*SUPPLIED INFORMATION*.
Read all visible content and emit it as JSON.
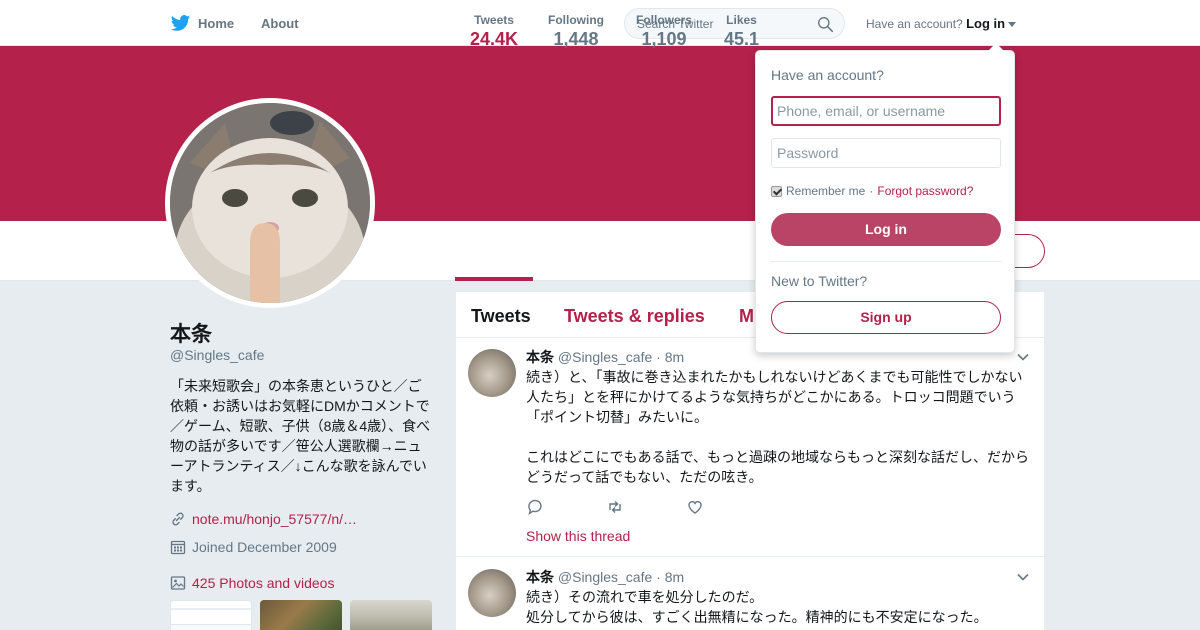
{
  "nav": {
    "home_label": "Home",
    "about_label": "About",
    "search_placeholder": "Search Twitter",
    "have_account": "Have an account?",
    "login_label": "Log in"
  },
  "colors": {
    "theme": "#b4214a",
    "background": "#e6ecf0",
    "text_muted": "#657786"
  },
  "stats": [
    {
      "label": "Tweets",
      "value": "24.4K"
    },
    {
      "label": "Following",
      "value": "1,448"
    },
    {
      "label": "Followers",
      "value": "1,109"
    },
    {
      "label": "Likes",
      "value": "45.1"
    }
  ],
  "profile": {
    "name": "本条",
    "handle": "@Singles_cafe",
    "bio": "「未来短歌会」の本条恵というひと／ご依頼・お誘いはお気軽にDMかコメントで／ゲーム、短歌、子供（8歳＆4歳）、食べ物の話が多いです／笹公人選歌欄→ニューアトランティス／↓こんな歌を詠んでいます。",
    "link": "note.mu/honjo_57577/n/…",
    "joined": "Joined December 2009",
    "photos": "425 Photos and videos"
  },
  "timeline": {
    "tabs": [
      "Tweets",
      "Tweets & replies",
      "M"
    ],
    "tweets": [
      {
        "name": "本条",
        "handle": "@Singles_cafe",
        "time": "· 8m",
        "text": "続き）と、「事故に巻き込まれたかもしれないけどあくまでも可能性でしかない人たち」とを秤にかけてるような気持ちがどこかにある。トロッコ問題でいう「ポイント切替」みたいに。\n\nこれはどこにでもある話で、もっと過疎の地域ならもっと深刻な話だし、だからどうだって話でもない、ただの呟き。",
        "thread_link": "Show this thread"
      },
      {
        "name": "本条",
        "handle": "@Singles_cafe",
        "time": "· 8m",
        "text": "続き）その流れで車を処分したのだ。\n処分してから彼は、すごく出無精になった。精神的にも不安定になった。"
      }
    ]
  },
  "login_dropdown": {
    "title": "Have an account?",
    "username_placeholder": "Phone, email, or username",
    "password_placeholder": "Password",
    "remember_label": "Remember me",
    "separator": "·",
    "forgot_label": "Forgot password?",
    "login_button": "Log in",
    "new_label": "New to Twitter?",
    "signup_button": "Sign up"
  },
  "icons": [
    "twitter-bird-icon",
    "home-icon",
    "search-icon",
    "caret-down-icon",
    "link-icon",
    "calendar-icon",
    "photo-icon",
    "reply-icon",
    "retweet-icon",
    "like-icon",
    "chevron-down-icon"
  ]
}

*EXERCISE TASK*. Above are records to transcribe exactly; leave their pictures out.

*THE OUTPUT*.
Read all visible content and emit it as JSON.
{
  "nav": {
    "home_label": "Home",
    "about_label": "About",
    "search_placeholder": "Search Twitter",
    "have_account": "Have an account?",
    "login_label": "Log in"
  },
  "colors": {
    "theme": "#b4214a",
    "background": "#e6ecf0",
    "text_muted": "#657786"
  },
  "stats": [
    {
      "label": "Tweets",
      "value": "24.4K"
    },
    {
      "label": "Following",
      "value": "1,448"
    },
    {
      "label": "Followers",
      "value": "1,109"
    },
    {
      "label": "Likes",
      "value": "45.1"
    }
  ],
  "profile": {
    "name": "本条",
    "handle": "@Singles_cafe",
    "bio": "「未来短歌会」の本条恵というひと／ご依頼・お誘いはお気軽にDMかコメントで／ゲーム、短歌、子供（8歳＆4歳）、食べ物の話が多いです／笹公人選歌欄→ニューアトランティス／↓こんな歌を詠んでいます。",
    "link": "note.mu/honjo_57577/n/…",
    "joined": "Joined December 2009",
    "photos": "425 Photos and videos"
  },
  "timeline": {
    "tabs": [
      "Tweets",
      "Tweets & replies",
      "M"
    ],
    "tweets": [
      {
        "name": "本条",
        "handle": "@Singles_cafe",
        "time": "· 8m",
        "text": "続き）と、「事故に巻き込まれたかもしれないけどあくまでも可能性でしかない人たち」とを秤にかけてるような気持ちがどこかにある。トロッコ問題でいう「ポイント切替」みたいに。\n\nこれはどこにでもある話で、もっと過疎の地域ならもっと深刻な話だし、だからどうだって話でもない、ただの呟き。",
        "thread_link": "Show this thread"
      },
      {
        "name": "本条",
        "handle": "@Singles_cafe",
        "time": "· 8m",
        "text": "続き）その流れで車を処分したのだ。\n処分してから彼は、すごく出無精になった。精神的にも不安定になった。"
      }
    ]
  },
  "login_dropdown": {
    "title": "Have an account?",
    "username_placeholder": "Phone, email, or username",
    "password_placeholder": "Password",
    "remember_label": "Remember me",
    "separator": "·",
    "forgot_label": "Forgot password?",
    "login_button": "Log in",
    "new_label": "New to Twitter?",
    "signup_button": "Sign up"
  },
  "icons": [
    "twitter-bird-icon",
    "home-icon",
    "search-icon",
    "caret-down-icon",
    "link-icon",
    "calendar-icon",
    "photo-icon",
    "reply-icon",
    "retweet-icon",
    "like-icon",
    "chevron-down-icon"
  ]
}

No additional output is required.